WHAT YOU HAVE TO DO:
Please copy out, word for word, the lines in the material below, beginning with the line containing "grid [85,107,2366,437]" and continuing through the line containing "axis-labels: 0 25", with both of those lines included.

Records with labeled boxes:
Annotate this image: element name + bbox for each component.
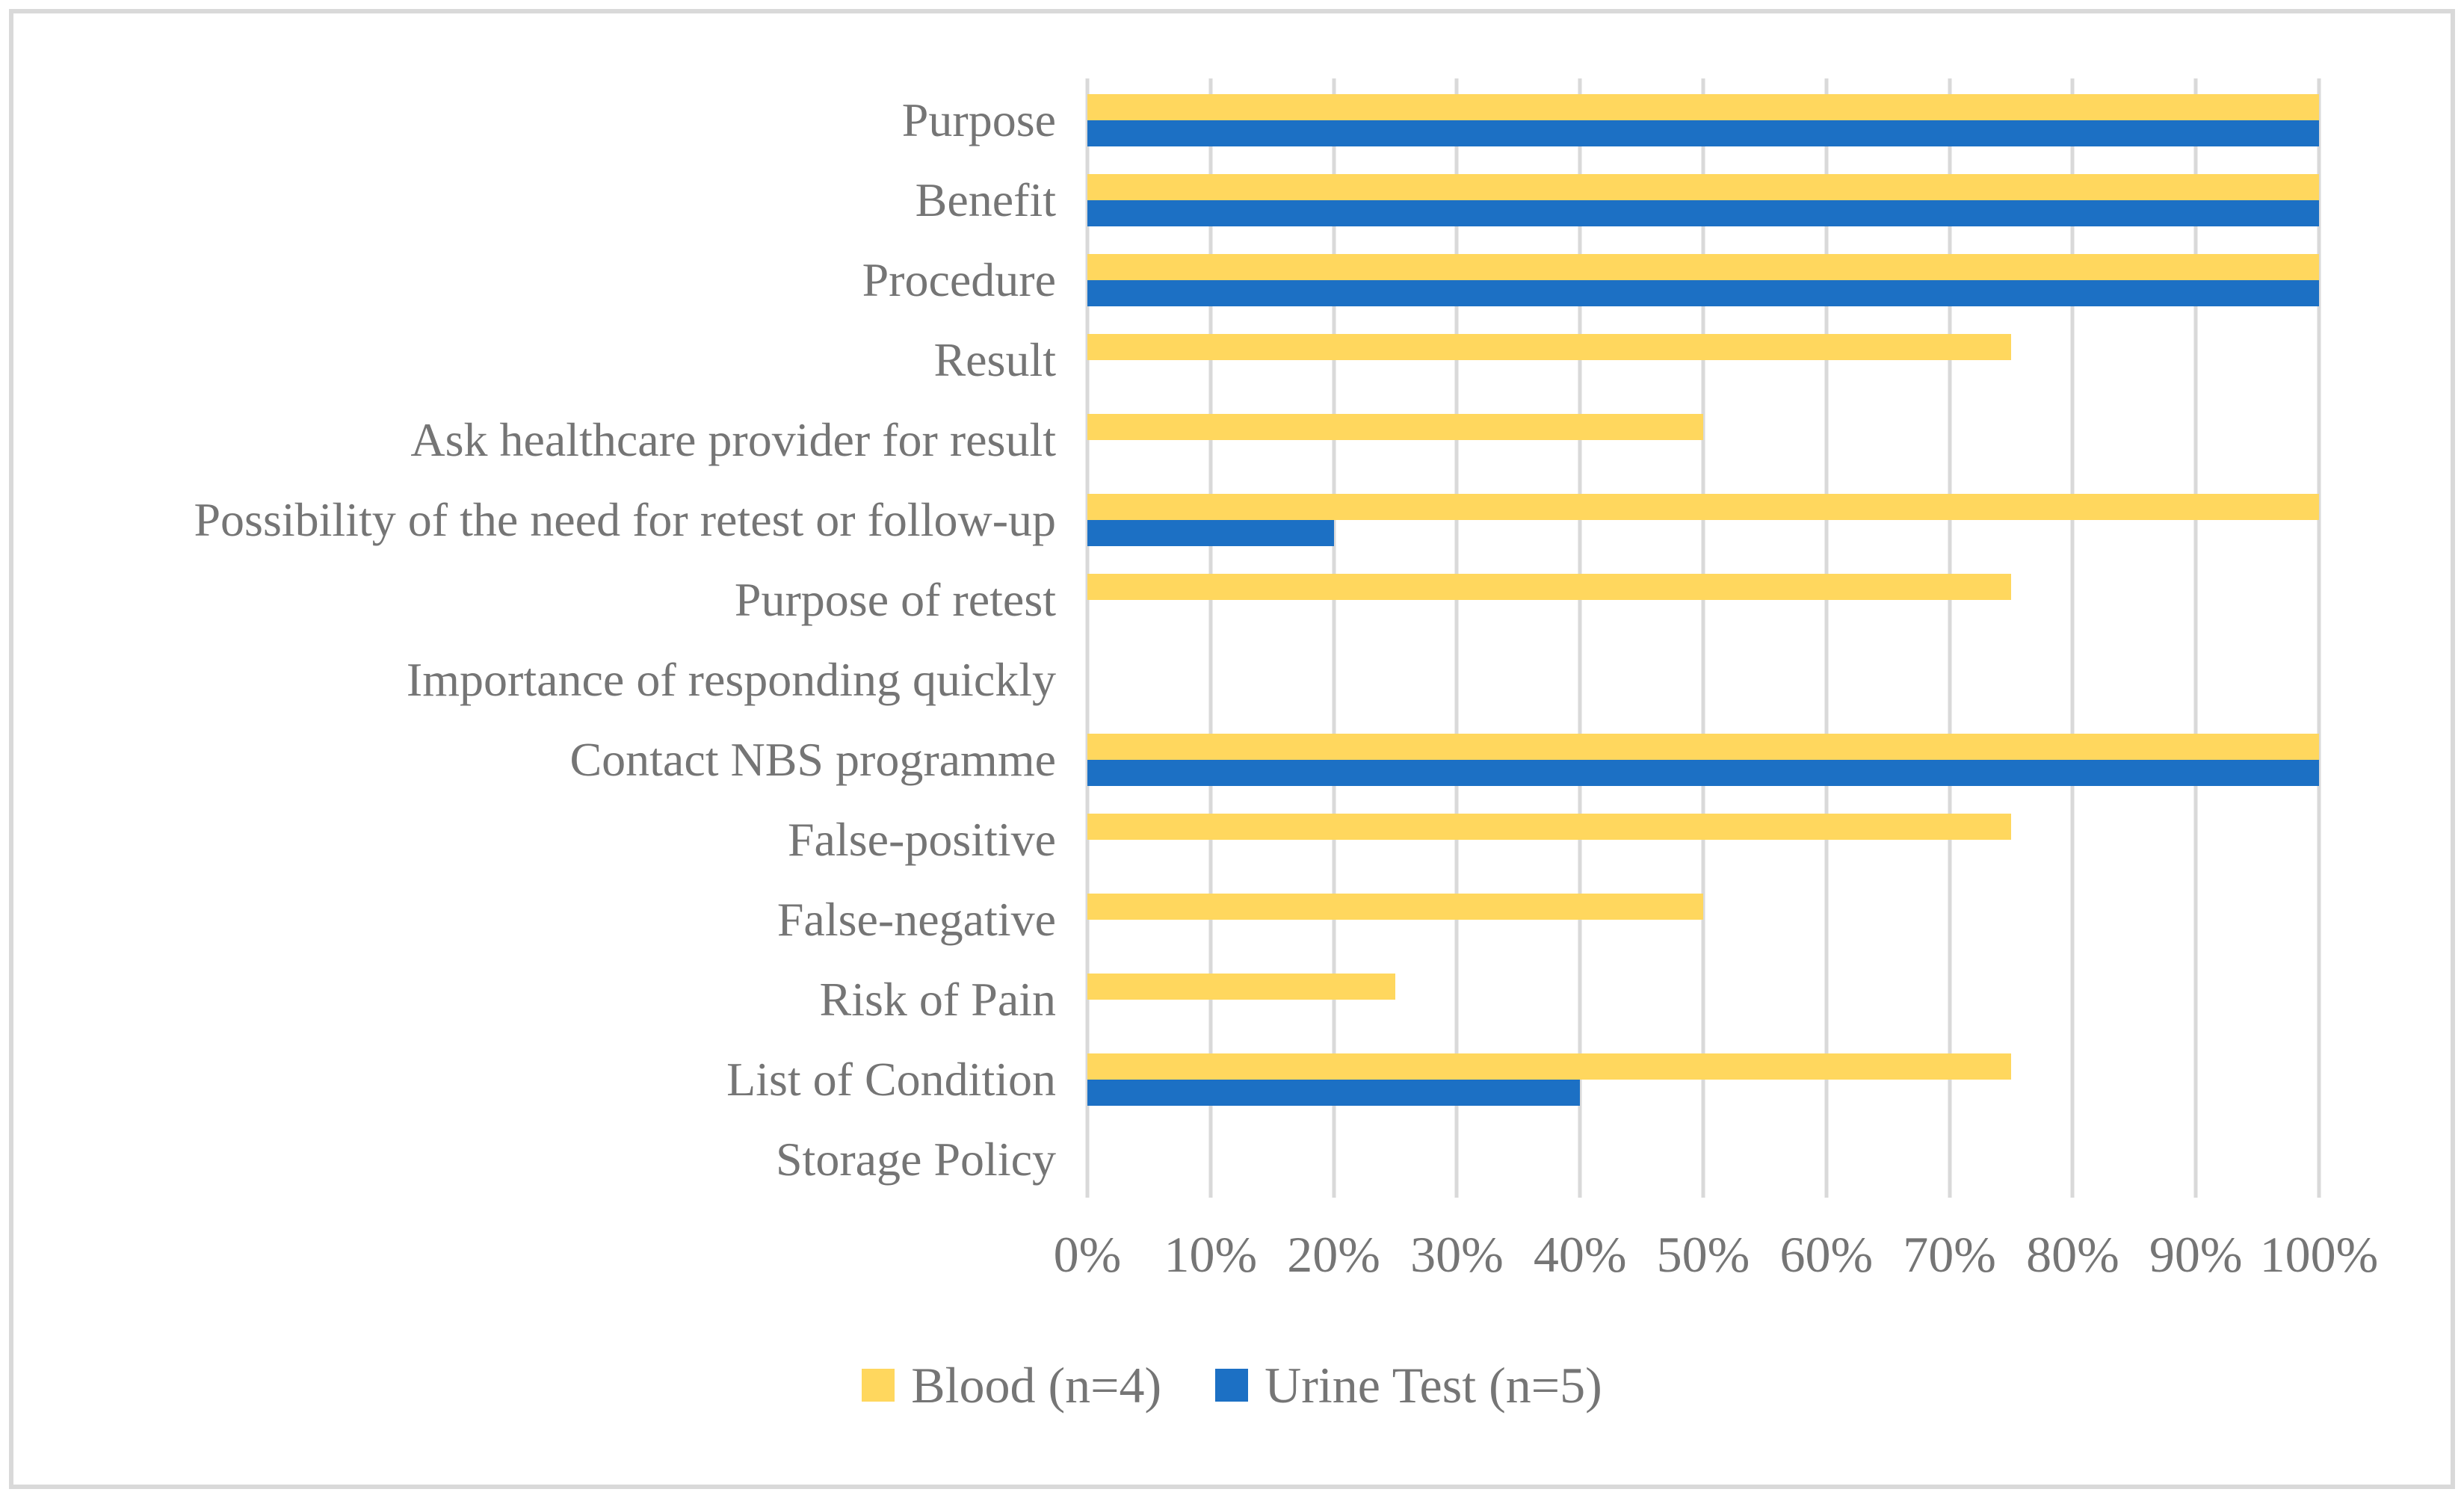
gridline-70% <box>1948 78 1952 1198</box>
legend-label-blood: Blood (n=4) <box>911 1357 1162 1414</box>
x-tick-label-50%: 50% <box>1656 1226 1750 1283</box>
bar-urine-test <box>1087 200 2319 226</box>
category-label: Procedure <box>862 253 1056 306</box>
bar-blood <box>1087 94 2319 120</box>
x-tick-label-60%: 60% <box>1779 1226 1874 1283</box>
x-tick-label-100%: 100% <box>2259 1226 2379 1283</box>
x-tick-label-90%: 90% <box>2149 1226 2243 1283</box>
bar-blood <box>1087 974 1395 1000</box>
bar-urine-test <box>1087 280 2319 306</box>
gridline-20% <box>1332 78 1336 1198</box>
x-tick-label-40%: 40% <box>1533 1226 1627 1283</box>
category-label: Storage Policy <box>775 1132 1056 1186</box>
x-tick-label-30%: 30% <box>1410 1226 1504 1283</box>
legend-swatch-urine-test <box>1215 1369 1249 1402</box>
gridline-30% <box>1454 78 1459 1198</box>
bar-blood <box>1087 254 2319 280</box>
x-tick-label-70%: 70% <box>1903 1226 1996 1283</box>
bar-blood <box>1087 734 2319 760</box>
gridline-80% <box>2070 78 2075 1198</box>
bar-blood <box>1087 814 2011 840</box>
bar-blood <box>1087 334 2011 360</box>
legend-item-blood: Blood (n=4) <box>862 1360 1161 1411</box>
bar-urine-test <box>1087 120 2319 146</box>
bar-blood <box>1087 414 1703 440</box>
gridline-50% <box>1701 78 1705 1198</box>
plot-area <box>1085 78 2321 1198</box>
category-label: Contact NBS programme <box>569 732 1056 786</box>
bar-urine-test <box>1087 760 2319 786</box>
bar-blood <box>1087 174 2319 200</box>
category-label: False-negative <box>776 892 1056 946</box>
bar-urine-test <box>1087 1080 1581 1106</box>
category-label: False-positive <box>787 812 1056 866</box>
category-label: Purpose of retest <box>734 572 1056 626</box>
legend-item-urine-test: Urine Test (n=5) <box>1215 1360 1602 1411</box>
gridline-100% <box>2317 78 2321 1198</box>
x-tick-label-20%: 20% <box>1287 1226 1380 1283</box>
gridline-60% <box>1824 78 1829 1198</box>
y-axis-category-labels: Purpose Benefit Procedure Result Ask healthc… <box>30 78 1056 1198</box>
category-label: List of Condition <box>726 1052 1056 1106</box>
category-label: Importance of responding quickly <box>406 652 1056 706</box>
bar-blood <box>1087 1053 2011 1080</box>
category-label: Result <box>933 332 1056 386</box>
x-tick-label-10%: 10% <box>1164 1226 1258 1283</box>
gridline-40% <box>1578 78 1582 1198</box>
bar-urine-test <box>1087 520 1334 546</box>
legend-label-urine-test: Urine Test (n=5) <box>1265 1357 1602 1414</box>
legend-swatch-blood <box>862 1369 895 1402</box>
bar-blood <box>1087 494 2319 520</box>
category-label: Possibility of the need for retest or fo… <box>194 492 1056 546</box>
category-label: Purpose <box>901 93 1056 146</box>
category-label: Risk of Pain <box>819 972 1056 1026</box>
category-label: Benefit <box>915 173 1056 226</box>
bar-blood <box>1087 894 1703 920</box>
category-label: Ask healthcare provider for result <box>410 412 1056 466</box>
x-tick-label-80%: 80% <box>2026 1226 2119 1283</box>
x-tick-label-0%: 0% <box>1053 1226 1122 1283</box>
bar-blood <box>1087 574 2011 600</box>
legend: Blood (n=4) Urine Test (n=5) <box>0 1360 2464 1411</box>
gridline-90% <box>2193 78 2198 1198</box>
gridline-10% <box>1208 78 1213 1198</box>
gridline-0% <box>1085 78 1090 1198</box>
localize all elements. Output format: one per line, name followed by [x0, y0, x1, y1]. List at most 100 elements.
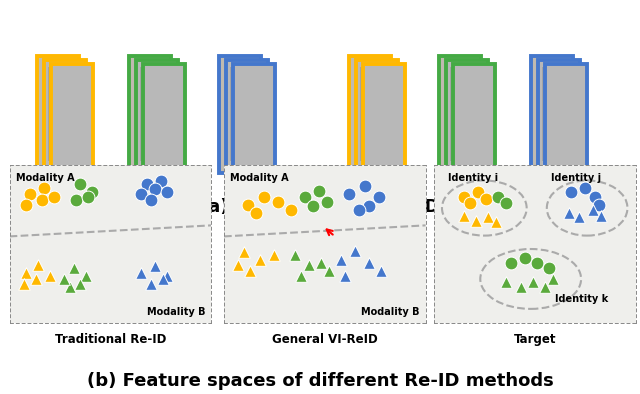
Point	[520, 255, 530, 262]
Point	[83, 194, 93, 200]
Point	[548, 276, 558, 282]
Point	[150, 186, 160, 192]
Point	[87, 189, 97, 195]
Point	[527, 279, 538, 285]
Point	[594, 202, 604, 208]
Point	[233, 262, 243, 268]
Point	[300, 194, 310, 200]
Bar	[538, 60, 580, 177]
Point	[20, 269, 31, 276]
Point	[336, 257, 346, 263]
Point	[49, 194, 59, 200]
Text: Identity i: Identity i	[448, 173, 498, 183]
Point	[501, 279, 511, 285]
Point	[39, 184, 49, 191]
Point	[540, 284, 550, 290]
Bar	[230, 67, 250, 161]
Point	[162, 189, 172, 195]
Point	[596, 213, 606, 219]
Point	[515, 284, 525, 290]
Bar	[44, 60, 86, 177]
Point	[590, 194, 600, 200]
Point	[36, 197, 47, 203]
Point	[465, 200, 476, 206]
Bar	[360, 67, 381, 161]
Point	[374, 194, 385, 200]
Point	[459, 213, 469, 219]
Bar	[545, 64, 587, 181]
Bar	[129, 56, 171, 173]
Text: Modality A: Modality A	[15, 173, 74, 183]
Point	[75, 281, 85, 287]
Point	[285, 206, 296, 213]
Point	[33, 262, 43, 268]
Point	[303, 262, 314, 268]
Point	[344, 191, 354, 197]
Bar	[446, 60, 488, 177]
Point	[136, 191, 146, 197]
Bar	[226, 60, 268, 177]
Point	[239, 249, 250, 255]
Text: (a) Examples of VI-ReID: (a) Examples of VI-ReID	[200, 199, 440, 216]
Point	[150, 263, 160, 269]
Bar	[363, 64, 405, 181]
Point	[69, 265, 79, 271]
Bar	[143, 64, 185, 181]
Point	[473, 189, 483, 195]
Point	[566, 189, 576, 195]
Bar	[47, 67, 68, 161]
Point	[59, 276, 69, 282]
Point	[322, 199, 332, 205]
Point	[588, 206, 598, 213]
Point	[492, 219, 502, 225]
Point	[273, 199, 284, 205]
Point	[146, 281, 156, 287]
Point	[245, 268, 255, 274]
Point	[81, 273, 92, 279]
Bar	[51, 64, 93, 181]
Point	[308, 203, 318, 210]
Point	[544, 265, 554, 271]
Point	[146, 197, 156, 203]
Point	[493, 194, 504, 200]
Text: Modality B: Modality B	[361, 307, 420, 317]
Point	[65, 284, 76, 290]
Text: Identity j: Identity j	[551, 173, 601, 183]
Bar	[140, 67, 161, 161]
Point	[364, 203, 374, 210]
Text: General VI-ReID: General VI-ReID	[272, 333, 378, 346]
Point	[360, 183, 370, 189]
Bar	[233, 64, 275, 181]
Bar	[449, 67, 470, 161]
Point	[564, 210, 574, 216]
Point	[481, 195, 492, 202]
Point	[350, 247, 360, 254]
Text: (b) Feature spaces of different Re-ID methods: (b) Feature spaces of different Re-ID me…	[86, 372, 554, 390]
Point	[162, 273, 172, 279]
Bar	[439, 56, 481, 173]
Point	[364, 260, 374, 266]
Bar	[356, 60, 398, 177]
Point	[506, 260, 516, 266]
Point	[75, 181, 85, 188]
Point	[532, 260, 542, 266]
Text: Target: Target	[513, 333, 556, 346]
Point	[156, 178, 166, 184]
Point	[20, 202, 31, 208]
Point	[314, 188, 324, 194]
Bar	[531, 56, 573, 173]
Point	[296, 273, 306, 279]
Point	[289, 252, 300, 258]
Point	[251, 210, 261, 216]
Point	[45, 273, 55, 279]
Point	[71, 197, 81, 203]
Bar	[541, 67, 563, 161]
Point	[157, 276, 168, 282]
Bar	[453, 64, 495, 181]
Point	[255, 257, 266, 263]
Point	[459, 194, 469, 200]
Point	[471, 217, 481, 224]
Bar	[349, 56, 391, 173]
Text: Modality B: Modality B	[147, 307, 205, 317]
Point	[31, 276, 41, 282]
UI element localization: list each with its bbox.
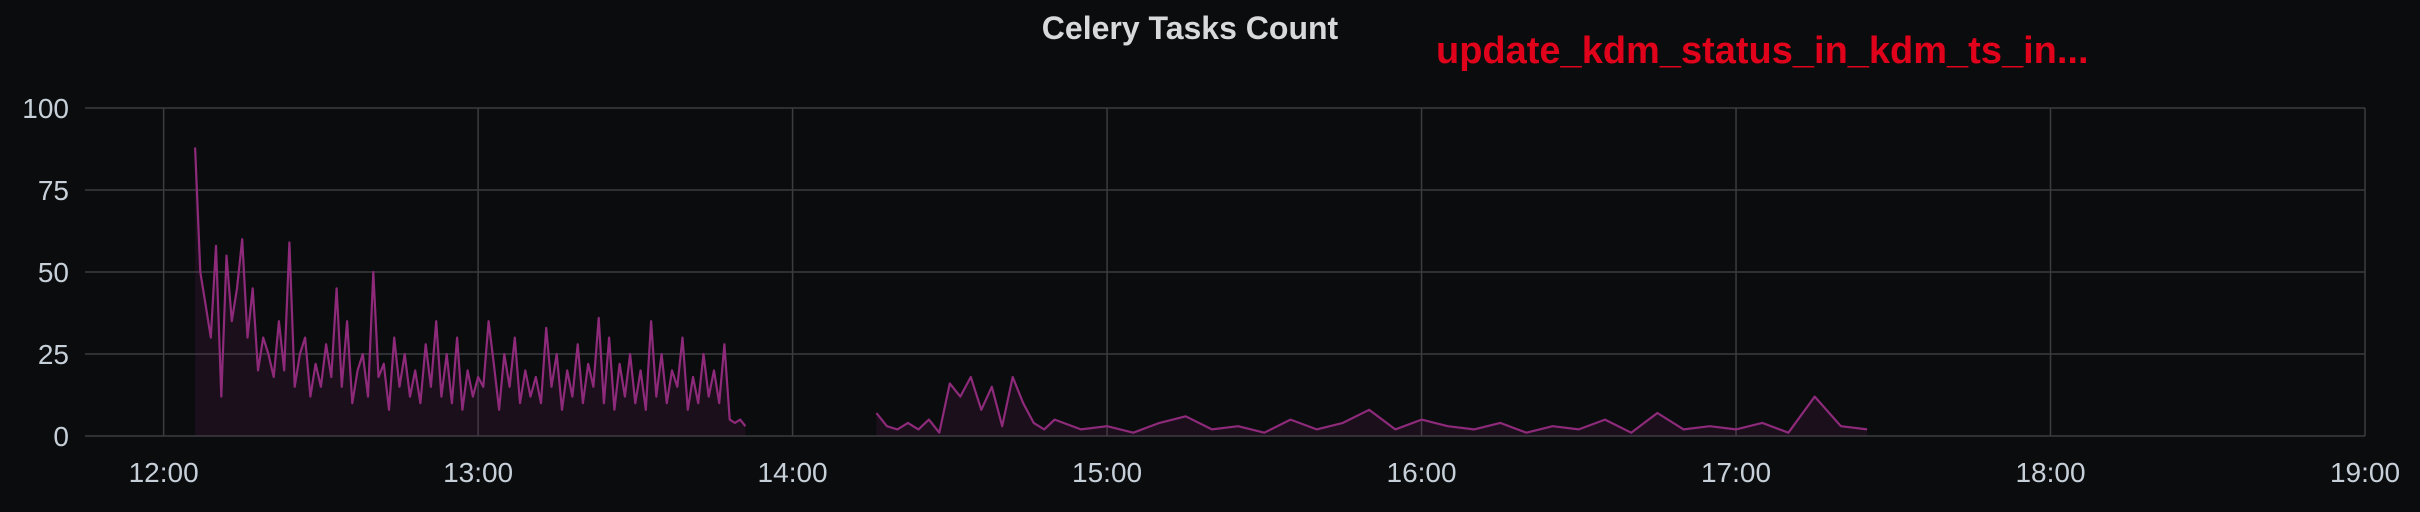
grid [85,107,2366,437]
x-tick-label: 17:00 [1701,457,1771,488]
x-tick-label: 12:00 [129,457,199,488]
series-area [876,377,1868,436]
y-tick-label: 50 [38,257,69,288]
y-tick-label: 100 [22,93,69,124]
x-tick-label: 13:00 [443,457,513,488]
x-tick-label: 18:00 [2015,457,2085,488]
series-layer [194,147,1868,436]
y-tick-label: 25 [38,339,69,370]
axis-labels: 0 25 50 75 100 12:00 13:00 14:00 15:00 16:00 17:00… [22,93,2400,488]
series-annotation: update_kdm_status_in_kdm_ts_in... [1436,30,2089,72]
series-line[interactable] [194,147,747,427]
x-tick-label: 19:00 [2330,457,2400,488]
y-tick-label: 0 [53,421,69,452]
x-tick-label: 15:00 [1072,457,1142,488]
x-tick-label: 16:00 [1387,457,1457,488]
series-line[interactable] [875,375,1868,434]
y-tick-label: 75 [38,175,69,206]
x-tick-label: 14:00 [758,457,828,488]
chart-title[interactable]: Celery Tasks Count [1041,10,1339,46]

EXERCISE OUTPUT:
grid [85,107,2366,437]
x-tick-label: 17:00 [1701,457,1771,488]
x-tick-label: 12:00 [129,457,199,488]
series-area [876,377,1868,436]
y-tick-label: 50 [38,257,69,288]
y-tick-label: 100 [22,93,69,124]
x-tick-label: 13:00 [443,457,513,488]
x-tick-label: 18:00 [2015,457,2085,488]
series-layer [194,147,1868,436]
y-tick-label: 25 [38,339,69,370]
axis-labels: 0 25 50 75 100 12:00 13:00 14:00 15:00 16:00 17:00… [22,93,2400,488]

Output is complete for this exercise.